- [Set task] Draw out every line with the word "screenshot" from the listing below.

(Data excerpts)

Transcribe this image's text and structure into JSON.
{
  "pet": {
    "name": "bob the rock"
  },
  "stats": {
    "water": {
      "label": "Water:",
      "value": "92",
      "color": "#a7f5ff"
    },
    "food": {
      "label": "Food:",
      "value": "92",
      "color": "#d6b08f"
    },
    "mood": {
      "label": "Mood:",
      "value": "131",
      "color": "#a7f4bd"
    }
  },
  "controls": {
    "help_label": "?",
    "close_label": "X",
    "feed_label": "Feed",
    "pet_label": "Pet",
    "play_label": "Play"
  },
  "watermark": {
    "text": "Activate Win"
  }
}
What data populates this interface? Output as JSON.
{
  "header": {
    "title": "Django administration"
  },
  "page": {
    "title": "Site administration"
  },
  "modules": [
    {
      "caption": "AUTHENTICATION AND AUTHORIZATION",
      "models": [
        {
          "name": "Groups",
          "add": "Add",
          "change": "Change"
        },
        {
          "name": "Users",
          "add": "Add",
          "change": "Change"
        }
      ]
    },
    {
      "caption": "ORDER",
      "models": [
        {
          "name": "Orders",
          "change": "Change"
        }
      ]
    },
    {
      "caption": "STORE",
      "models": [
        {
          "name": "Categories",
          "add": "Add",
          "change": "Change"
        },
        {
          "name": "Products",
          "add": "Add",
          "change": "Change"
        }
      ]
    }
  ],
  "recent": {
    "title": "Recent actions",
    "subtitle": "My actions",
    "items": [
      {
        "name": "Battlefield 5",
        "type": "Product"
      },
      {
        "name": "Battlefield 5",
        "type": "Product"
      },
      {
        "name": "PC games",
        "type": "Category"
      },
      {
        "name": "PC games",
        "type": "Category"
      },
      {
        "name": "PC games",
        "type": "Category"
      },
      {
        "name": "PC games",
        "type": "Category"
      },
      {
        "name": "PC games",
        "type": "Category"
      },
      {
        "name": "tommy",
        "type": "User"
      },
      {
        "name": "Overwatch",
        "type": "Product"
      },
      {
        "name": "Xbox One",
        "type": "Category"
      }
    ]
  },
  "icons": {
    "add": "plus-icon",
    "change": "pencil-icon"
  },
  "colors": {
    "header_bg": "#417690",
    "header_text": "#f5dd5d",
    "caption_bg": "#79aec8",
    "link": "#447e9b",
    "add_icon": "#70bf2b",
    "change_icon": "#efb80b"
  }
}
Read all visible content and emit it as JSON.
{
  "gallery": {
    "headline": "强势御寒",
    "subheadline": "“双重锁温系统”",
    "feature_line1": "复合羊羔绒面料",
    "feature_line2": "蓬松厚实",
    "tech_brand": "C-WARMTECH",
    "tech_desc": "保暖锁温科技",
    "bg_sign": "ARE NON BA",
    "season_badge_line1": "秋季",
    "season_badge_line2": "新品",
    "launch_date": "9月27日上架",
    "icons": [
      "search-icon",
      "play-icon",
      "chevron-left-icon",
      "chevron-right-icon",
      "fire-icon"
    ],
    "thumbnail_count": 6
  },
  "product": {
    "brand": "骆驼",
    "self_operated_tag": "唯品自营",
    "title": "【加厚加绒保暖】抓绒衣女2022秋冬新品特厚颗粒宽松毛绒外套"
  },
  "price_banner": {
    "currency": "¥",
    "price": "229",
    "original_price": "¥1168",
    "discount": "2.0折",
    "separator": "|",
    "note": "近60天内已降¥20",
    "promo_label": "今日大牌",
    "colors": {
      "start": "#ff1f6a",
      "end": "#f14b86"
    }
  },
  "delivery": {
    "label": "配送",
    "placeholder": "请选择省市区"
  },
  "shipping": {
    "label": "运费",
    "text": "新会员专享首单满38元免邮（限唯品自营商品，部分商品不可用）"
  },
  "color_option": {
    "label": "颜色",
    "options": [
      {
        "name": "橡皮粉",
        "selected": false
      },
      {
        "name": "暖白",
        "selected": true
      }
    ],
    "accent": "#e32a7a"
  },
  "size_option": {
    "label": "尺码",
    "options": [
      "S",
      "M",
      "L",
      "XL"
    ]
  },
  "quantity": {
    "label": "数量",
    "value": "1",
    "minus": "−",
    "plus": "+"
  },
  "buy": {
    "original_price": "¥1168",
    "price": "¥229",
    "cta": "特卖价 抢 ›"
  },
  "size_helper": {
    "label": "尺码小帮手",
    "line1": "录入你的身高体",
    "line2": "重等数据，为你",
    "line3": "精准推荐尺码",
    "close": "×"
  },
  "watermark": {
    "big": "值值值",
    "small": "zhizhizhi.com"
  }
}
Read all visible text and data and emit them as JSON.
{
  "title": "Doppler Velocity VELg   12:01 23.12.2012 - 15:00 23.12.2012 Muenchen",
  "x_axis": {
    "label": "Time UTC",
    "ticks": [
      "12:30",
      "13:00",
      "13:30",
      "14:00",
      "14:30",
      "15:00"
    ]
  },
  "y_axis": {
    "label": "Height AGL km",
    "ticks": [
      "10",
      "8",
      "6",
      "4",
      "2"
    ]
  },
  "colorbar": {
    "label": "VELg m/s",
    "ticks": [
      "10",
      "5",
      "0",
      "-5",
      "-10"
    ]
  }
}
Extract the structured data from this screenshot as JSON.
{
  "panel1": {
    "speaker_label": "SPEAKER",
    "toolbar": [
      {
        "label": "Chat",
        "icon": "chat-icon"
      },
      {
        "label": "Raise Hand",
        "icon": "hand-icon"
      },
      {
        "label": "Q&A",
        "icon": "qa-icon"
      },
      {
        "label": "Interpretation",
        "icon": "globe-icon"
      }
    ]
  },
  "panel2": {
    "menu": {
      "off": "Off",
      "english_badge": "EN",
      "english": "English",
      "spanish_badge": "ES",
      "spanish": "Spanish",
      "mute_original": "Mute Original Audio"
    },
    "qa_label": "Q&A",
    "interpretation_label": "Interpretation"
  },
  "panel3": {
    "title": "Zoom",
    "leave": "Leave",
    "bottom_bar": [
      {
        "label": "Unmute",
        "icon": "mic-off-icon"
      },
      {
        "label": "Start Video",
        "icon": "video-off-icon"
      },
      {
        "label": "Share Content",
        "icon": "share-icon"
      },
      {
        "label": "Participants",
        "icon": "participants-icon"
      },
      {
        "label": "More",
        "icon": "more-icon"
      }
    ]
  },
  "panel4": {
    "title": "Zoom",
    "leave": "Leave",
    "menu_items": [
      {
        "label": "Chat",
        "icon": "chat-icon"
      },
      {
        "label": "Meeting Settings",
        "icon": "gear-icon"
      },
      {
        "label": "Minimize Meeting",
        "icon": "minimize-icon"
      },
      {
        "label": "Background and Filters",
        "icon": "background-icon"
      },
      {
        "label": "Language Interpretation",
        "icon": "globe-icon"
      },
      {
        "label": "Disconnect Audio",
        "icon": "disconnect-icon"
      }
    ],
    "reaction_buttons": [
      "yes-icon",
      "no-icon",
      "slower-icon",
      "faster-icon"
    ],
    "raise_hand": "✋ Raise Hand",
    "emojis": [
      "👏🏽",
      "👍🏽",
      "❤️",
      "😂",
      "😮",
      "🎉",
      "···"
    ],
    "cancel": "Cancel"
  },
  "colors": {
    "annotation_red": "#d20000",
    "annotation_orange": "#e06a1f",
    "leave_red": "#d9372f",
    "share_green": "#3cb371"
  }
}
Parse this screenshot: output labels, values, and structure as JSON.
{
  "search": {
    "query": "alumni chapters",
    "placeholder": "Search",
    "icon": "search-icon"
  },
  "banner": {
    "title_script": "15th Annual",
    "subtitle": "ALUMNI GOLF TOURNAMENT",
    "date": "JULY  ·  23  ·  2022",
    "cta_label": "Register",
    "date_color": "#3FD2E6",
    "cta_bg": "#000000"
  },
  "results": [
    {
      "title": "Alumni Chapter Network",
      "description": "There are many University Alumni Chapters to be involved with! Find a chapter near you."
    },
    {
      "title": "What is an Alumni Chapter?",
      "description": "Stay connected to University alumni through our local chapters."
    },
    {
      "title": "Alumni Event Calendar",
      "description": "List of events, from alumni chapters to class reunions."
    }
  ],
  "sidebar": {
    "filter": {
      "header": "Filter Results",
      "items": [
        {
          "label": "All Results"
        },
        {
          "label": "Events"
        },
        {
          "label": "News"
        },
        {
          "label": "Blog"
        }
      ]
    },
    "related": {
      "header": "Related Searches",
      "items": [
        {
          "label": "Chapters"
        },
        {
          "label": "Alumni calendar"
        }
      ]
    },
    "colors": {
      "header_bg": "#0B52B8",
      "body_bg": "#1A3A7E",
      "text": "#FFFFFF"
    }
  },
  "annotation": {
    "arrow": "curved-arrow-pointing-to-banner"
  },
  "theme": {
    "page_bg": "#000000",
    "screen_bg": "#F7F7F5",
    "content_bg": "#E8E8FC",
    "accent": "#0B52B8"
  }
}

- [Correct result]
Extract the structured data from this screenshot as JSON.
Parse this screenshot: output labels, values, and structure as JSON.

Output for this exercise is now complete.